▶ [What is needed] Locate the word "oktató" in the material, then show every line that holds it.
[Start of Data for this exercise]
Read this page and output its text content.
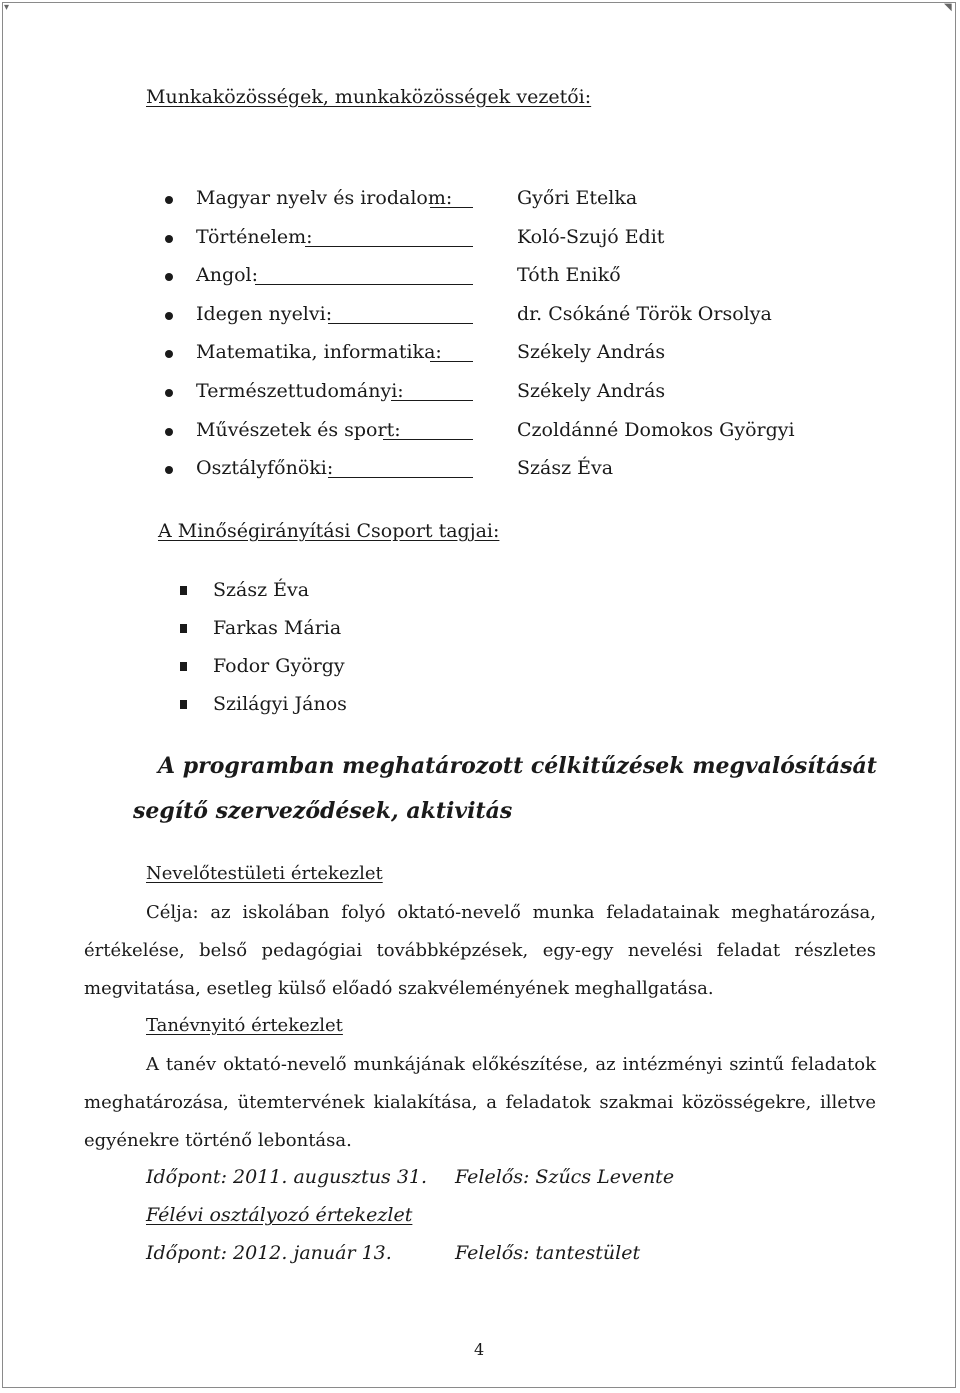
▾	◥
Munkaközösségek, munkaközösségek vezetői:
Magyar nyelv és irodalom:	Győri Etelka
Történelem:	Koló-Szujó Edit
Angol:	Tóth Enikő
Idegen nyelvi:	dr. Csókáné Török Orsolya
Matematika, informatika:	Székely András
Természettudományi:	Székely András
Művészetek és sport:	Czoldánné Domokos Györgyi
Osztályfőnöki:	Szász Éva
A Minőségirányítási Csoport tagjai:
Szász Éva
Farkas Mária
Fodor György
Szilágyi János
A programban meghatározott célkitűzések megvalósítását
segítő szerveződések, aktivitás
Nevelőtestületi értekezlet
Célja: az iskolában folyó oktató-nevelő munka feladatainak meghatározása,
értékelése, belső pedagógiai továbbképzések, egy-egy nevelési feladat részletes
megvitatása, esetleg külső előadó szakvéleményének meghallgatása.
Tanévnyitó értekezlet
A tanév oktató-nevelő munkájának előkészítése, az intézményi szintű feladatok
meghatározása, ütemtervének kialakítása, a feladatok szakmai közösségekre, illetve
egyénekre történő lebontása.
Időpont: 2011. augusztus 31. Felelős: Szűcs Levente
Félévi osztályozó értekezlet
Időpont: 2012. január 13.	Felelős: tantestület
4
[End of Data for this exercise]
▶ [Answer for the task]
Célja: az iskolában folyó oktató-nevelő munka feladatainak meghatározása,
A tanév oktató-nevelő munkájának előkészítése, az intézményi szintű feladatok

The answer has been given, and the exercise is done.